start Records supplied
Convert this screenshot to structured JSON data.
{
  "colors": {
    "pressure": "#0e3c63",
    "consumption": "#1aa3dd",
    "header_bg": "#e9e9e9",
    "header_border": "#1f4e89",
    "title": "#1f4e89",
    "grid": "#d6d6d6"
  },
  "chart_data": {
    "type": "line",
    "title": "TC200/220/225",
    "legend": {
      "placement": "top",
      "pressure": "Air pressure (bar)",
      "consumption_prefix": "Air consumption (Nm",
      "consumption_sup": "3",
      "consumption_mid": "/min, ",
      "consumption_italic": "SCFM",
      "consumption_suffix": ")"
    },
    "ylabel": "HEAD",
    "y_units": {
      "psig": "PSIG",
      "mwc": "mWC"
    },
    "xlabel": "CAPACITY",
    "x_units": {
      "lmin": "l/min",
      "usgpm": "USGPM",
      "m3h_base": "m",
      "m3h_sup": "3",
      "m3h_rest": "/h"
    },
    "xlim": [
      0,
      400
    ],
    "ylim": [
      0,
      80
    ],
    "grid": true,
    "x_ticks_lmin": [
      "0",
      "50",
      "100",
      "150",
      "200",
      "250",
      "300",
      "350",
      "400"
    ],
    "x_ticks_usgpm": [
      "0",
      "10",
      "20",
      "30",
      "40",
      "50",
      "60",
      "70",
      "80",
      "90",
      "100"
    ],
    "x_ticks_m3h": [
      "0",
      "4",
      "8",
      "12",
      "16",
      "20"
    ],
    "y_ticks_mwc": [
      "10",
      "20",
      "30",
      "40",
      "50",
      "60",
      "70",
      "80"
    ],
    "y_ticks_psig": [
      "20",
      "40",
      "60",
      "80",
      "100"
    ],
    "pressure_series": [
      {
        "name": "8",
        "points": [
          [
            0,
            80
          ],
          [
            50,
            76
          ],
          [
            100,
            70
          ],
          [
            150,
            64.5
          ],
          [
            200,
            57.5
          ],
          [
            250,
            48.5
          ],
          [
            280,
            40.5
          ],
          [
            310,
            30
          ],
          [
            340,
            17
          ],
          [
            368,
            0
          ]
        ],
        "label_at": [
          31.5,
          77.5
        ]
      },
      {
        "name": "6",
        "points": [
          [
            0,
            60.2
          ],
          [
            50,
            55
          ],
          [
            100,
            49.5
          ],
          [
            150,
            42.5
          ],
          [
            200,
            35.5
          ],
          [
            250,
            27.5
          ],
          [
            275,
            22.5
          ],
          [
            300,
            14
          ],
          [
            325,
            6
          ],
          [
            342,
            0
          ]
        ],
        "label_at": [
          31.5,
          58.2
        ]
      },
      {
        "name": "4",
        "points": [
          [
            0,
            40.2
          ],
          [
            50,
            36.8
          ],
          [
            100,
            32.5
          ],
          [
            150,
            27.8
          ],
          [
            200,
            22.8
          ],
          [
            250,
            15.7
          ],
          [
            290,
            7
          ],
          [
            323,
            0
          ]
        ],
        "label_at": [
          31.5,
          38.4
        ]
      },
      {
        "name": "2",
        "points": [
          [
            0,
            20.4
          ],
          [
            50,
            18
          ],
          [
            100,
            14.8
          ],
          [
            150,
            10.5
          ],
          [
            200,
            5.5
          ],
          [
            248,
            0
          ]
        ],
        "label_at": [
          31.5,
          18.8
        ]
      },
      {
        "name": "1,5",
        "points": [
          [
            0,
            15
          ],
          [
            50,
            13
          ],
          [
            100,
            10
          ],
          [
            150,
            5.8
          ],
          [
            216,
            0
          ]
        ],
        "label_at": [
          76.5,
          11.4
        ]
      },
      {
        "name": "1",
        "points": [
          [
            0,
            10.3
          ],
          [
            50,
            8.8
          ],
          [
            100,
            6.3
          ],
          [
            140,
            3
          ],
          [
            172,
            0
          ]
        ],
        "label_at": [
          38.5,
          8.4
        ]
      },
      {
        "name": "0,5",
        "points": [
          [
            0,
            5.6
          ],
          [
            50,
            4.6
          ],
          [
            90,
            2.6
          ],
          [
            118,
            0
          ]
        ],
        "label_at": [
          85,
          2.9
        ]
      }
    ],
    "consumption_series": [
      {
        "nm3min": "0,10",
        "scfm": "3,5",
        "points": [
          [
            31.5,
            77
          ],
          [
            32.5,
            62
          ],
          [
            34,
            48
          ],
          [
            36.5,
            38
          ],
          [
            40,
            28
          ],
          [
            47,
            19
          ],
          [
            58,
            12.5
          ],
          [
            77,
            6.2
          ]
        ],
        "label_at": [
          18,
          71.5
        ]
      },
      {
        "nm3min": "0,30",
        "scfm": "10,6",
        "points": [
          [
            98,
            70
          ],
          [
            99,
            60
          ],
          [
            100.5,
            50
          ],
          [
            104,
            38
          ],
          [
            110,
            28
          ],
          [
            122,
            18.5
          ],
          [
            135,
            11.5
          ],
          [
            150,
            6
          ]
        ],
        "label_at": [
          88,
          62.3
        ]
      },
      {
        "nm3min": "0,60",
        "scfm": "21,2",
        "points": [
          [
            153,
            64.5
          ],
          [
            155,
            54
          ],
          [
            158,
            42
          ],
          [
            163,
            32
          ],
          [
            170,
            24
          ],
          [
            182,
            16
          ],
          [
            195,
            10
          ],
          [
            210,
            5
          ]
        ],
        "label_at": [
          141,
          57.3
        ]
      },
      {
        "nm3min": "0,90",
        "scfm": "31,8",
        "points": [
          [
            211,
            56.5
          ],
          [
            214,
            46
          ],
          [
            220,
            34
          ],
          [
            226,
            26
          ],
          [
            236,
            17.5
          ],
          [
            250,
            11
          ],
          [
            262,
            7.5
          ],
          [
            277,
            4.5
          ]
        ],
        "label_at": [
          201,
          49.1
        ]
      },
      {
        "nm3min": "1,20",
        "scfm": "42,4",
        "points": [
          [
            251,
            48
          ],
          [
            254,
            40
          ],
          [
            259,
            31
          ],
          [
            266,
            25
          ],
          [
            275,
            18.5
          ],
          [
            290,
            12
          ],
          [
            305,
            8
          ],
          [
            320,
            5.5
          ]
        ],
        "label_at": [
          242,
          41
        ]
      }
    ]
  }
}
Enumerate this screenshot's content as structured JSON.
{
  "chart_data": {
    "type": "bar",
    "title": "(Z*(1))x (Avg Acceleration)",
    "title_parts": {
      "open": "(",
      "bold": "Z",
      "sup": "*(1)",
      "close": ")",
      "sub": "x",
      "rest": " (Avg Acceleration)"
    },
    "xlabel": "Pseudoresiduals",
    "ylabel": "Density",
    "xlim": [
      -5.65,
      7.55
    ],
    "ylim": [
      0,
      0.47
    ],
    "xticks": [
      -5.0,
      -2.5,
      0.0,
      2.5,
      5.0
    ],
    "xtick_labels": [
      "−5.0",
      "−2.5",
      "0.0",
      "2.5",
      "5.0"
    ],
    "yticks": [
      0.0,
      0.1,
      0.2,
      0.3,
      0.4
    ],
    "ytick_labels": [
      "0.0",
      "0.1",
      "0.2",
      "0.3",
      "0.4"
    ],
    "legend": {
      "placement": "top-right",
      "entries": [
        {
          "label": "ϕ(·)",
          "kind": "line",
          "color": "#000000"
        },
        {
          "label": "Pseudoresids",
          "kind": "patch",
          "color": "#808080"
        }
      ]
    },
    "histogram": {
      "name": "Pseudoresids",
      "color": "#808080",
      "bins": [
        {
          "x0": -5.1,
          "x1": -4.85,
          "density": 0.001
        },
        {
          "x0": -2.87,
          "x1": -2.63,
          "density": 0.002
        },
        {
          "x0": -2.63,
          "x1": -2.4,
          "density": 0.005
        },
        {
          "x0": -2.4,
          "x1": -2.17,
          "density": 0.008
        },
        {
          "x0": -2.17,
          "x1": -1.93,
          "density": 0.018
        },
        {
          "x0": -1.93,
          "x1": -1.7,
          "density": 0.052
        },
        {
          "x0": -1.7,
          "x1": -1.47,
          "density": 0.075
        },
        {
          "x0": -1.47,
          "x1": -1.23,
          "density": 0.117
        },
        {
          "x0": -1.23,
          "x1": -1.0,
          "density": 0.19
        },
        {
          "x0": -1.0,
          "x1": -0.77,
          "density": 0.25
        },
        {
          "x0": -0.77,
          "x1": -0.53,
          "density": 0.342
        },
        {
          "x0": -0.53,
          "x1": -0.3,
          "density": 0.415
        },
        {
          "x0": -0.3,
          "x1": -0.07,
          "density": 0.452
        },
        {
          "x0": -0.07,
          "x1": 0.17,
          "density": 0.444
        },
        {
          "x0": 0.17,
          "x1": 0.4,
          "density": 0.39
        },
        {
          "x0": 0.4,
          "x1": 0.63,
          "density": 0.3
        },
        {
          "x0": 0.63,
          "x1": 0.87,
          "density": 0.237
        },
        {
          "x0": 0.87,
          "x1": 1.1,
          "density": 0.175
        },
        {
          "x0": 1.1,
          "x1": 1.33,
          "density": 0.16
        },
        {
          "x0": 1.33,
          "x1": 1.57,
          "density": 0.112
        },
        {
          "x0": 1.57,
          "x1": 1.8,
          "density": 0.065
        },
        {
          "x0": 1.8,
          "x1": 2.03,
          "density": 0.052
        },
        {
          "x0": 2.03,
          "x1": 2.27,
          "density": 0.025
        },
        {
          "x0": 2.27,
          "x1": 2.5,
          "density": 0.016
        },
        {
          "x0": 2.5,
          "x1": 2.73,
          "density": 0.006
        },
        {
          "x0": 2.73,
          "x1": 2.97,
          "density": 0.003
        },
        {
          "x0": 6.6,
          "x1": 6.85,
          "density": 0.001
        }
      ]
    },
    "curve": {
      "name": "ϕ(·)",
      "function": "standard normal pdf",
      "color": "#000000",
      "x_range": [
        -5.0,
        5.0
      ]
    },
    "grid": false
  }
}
end Records supplied
# Given problem
Among the records above, find each line holding the string "Acceleration" and pull it out.

# Solution
    "title": "(Z*(1))x (Avg Acceleration)",
      "rest": " (Avg Acceleration)"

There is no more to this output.